> [Aim]
Each record below is to be reproduced without any change.

> [Excerpted data]

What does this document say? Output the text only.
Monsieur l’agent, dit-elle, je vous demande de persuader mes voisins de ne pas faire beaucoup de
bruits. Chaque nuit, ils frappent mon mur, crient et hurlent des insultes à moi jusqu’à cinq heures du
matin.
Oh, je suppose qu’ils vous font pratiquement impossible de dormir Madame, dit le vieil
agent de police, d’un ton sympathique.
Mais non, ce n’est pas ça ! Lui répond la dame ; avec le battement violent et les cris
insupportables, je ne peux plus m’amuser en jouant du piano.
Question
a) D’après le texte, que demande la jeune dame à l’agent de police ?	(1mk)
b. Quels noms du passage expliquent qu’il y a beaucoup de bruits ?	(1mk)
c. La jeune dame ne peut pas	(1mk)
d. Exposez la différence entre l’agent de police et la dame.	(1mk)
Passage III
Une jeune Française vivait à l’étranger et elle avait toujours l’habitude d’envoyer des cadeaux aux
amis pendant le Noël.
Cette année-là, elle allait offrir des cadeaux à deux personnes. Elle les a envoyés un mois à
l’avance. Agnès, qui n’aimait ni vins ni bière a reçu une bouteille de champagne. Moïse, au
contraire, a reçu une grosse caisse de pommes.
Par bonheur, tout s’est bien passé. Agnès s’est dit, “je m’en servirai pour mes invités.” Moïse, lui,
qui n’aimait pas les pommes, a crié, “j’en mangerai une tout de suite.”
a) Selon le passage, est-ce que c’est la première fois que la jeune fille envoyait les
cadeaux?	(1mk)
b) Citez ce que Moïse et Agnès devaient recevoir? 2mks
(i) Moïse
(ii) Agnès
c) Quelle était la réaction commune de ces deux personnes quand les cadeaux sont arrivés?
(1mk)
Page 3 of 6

> [Written reply]
What does this document say? Output the text only.
Monsieur l’agent, dit-elle, je vous demande de persuader mes voisins de ne pas faire beaucoup de
bruits. Chaque nuit, ils frappent mon mur, crient et hurlent des insultes à moi jusqu’à cinq heures du
matin.
Oh, je suppose qu’ils vous font pratiquement impossible de dormir Madame, dit le vieil
agent de police, d’un ton sympathique.
Mais non, ce n’est pas ça ! Lui répond la dame ; avec le battement violent et les cris
insupportables, je ne peux plus m’amuser en jouant du piano.
Question
a) D’après le texte, que demande la jeune dame à l’agent de police ?	(1mk)
b. Quels noms du passage expliquent qu’il y a beaucoup de bruits ?	(1mk)
c. La jeune dame ne peut pas	(1mk)
d. Exposez la différence entre l’agent de police et la dame.	(1mk)
Passage III
Une jeune Française vivait à l’étranger et elle avait toujours l’habitude d’envoyer des cadeaux aux
amis pendant le Noël.
Cette année-là, elle allait offrir des cadeaux à deux personnes. Elle les a envoyés un mois à
l’avance. Agnès, qui n’aimait ni vins ni bière a reçu une bouteille de champagne. Moïse, au
contraire, a reçu une grosse caisse de pommes.
Par bonheur, tout s’est bien passé. Agnès s’est dit, “je m’en servirai pour mes invités.” Moïse, lui,
qui n’aimait pas les pommes, a crié, “j’en mangerai une tout de suite.”
a) Selon le passage, est-ce que c’est la première fois que la jeune fille envoyait les
cadeaux?	(1mk)
b) Citez ce que Moïse et Agnès devaient recevoir? 2mks
(i) Moïse
(ii) Agnès
c) Quelle était la réaction commune de ces deux personnes quand les cadeaux sont arrivés?
(1mk)
Page 3 of 6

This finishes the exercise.